Work out how many lines hold the string "Suite". Give that number and nothing more.

========

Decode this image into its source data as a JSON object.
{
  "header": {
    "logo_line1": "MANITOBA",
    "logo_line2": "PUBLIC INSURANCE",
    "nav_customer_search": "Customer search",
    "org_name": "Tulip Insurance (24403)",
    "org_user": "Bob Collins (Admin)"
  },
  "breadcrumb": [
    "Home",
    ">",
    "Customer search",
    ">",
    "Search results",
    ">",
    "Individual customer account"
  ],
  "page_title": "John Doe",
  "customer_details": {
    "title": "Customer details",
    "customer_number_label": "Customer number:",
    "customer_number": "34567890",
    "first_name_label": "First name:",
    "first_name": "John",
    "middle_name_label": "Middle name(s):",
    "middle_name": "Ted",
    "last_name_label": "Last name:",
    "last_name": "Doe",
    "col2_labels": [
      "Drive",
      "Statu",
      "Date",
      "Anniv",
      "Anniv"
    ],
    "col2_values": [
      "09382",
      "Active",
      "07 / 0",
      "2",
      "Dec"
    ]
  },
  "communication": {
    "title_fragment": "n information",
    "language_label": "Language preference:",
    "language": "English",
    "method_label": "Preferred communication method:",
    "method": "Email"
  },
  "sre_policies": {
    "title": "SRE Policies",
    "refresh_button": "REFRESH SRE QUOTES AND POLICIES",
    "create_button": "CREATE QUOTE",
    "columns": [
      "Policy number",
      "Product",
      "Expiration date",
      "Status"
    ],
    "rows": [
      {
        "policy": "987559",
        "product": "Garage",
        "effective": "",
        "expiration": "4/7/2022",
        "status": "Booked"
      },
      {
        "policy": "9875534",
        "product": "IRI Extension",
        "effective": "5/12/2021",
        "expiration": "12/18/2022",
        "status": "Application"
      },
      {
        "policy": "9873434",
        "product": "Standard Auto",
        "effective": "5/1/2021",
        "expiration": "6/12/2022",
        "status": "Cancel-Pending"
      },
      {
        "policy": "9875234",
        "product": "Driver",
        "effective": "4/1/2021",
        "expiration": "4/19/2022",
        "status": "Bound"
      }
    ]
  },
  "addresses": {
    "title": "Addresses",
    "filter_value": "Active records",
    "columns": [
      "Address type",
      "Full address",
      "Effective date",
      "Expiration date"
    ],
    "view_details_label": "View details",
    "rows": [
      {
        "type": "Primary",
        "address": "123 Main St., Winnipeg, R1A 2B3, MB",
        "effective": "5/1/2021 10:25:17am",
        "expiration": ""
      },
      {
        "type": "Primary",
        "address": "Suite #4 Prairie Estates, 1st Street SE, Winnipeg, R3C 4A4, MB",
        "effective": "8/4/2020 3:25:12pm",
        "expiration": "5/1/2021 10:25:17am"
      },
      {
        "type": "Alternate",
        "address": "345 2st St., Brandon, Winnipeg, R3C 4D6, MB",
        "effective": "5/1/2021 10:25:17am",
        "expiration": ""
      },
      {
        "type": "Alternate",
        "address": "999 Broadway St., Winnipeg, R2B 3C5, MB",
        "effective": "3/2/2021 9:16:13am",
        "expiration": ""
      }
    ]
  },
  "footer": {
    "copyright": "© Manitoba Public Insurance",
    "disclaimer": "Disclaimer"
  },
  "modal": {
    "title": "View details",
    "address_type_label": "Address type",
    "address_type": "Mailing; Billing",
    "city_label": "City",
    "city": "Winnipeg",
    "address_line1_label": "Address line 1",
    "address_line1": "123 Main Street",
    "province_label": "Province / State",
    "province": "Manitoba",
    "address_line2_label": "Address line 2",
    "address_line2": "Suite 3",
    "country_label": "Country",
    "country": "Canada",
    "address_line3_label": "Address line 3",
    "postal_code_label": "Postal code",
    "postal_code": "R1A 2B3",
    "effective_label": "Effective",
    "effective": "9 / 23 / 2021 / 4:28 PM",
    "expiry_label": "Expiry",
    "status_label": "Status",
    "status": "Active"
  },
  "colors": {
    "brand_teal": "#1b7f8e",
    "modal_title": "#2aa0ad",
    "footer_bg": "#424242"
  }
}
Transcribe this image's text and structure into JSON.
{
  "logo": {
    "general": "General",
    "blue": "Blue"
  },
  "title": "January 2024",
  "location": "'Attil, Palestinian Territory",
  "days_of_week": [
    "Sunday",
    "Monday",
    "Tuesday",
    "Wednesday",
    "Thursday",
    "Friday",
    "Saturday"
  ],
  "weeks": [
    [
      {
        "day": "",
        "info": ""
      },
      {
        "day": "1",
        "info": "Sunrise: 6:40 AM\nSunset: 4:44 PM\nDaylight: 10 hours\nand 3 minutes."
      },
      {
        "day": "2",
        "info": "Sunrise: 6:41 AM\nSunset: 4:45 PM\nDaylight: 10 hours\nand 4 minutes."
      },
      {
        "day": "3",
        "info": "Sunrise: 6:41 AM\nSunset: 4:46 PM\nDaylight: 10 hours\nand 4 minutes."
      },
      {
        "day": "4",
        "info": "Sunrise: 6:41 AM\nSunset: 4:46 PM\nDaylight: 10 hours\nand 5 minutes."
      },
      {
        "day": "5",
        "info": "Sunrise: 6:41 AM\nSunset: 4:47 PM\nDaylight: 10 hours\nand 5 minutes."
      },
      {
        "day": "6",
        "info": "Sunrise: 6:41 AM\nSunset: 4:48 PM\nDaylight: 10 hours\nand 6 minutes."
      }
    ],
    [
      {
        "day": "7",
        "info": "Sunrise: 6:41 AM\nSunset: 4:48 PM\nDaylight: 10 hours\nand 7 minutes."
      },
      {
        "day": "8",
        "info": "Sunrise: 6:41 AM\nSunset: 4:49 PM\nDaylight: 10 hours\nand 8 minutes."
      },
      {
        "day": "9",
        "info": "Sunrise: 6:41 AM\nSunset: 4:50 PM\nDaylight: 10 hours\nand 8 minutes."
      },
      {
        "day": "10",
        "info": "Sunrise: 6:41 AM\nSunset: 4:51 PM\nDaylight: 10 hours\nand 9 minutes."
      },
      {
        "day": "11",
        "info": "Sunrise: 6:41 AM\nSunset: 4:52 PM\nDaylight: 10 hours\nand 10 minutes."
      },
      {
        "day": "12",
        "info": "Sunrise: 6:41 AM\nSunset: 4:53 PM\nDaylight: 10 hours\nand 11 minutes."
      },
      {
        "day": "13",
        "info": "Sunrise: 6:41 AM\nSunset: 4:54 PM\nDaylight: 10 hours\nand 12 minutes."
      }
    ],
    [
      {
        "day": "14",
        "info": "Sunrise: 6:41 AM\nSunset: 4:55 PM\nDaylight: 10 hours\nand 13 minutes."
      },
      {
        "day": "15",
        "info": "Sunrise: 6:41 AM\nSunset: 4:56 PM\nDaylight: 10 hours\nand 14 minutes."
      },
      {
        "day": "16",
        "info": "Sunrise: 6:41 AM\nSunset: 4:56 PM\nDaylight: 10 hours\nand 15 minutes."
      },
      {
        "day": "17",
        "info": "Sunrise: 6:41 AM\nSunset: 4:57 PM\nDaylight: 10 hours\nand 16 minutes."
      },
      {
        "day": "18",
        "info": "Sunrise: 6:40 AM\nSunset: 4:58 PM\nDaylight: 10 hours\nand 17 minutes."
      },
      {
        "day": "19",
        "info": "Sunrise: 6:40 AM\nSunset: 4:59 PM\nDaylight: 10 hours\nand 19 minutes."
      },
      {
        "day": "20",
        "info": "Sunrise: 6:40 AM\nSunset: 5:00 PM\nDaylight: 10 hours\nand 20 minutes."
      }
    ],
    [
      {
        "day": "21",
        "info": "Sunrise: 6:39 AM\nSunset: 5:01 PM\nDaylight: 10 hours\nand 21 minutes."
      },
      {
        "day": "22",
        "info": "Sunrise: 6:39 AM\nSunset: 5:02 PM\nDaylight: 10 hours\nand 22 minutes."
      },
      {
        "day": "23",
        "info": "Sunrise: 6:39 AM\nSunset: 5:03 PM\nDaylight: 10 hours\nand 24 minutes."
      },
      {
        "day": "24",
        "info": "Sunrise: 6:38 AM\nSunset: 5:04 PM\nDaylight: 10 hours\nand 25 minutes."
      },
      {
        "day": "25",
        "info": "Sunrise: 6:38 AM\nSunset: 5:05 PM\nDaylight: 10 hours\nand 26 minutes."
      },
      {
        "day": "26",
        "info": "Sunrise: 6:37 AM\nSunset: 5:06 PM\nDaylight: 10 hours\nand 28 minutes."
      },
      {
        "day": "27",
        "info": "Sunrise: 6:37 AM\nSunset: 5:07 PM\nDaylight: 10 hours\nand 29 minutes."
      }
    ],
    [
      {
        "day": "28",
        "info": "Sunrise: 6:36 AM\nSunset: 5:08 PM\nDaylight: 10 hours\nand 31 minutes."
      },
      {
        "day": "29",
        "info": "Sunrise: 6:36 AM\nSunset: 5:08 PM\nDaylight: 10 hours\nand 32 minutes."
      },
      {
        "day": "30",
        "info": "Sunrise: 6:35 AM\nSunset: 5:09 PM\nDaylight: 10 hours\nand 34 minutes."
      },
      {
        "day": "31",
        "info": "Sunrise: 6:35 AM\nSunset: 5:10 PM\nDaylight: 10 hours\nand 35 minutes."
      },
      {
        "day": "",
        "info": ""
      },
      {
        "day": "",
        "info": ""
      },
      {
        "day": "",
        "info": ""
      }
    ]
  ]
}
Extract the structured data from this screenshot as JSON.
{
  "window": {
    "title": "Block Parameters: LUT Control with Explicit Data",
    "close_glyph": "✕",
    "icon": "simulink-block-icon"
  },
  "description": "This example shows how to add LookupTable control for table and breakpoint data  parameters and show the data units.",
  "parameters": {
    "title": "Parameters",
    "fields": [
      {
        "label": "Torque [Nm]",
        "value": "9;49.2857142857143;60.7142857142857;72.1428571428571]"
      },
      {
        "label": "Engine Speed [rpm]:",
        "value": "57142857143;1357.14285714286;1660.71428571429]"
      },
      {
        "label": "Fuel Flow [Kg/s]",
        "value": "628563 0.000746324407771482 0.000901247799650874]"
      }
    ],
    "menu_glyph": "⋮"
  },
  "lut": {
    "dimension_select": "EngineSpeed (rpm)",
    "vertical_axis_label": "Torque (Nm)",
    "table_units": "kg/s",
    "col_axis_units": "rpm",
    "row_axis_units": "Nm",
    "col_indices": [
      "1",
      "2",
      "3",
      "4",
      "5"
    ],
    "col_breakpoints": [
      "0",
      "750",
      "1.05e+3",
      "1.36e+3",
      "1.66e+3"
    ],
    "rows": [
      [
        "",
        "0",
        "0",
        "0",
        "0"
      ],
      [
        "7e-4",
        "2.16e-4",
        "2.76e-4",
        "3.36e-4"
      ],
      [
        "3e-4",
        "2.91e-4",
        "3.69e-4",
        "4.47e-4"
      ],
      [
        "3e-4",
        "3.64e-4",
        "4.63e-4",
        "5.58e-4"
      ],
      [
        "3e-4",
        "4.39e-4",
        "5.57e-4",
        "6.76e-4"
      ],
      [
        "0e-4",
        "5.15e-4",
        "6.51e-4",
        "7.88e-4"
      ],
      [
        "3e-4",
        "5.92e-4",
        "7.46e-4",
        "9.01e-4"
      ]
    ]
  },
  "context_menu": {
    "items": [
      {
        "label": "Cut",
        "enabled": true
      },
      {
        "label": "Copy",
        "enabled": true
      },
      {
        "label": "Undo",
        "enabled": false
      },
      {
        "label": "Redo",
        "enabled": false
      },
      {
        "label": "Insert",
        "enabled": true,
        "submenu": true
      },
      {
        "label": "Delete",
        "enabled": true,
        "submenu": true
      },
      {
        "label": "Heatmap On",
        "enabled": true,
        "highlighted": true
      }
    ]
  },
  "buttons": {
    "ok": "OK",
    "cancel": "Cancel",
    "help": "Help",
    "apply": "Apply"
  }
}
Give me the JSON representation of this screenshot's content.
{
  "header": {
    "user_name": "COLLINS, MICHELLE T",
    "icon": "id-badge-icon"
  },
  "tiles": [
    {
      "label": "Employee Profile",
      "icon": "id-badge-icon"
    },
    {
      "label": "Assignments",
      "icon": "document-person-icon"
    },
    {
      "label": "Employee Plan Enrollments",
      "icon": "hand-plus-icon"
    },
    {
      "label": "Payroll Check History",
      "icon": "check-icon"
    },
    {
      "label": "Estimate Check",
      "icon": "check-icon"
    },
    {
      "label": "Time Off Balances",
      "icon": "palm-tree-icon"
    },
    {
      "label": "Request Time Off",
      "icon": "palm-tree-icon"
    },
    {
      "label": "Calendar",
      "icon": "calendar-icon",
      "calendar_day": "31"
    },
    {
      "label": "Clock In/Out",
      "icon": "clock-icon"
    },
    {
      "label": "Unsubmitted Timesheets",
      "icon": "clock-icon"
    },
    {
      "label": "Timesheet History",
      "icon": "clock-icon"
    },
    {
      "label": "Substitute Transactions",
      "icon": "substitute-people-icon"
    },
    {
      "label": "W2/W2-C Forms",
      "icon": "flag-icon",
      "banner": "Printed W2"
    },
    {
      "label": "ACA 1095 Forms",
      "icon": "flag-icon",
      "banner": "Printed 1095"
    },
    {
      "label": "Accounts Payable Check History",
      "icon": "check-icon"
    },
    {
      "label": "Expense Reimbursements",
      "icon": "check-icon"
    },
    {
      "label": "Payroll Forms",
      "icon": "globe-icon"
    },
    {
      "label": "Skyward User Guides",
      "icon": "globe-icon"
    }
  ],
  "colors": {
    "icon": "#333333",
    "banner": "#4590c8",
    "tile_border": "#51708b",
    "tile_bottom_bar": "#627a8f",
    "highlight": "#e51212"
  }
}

========

## EXPECTED OUTPUT
2